Task requirements: In the material below, find each line holding the string "label" and copy it.
•••
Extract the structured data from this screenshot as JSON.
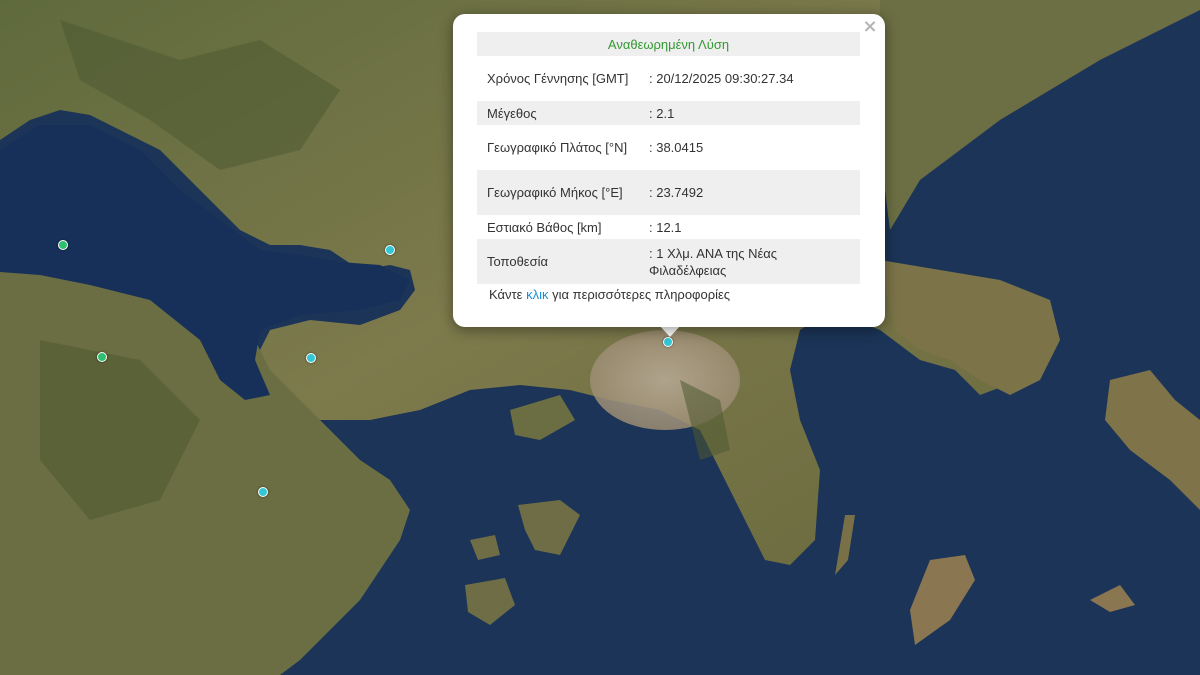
{
  "popup": {
    "title": "Αναθεωρημένη Λύση",
    "rows": [
      {
        "label": "Χρόνος Γέννησης [GMT]",
        "value": ": 20/12/2025 09:30:27.34"
      },
      {
        "label": "Μέγεθος",
        "value": ": 2.1"
      },
      {
        "label": "Γεωγραφικό Πλάτος [°N]",
        "value": ": 38.0415"
      },
      {
        "label": "Γεωγραφικό Μήκος [°E]",
        "value": ": 23.7492"
      },
      {
        "label": "Εστιακό Βάθος [km]",
        "value": ": 12.1"
      },
      {
        "label": "Τοποθεσία",
        "value": ": 1 Χλμ. ΑΝΑ της Νέας Φιλαδέλφειας"
      }
    ],
    "footer_prefix": "Κάντε ",
    "footer_link": "κλικ",
    "footer_suffix": " για περισσότερες πληροφορίες",
    "close_symbol": "×"
  },
  "colors": {
    "sea": "#1b3457",
    "land": "#6e7245",
    "marker_recent": "#33c7d6",
    "marker_older": "#2fbf71",
    "title_green": "#339933",
    "link_blue": "#1a8fd6"
  }
}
•••
Task solution:
        "label": "Χρόνος Γέννησης [GMT]",
        "label": "Μέγεθος",
        "label": "Γεωγραφικό Πλάτος [°N]",
        "label": "Γεωγραφικό Μήκος [°E]",
        "label": "Εστιακό Βάθος [km]",
        "label": "Τοποθεσία",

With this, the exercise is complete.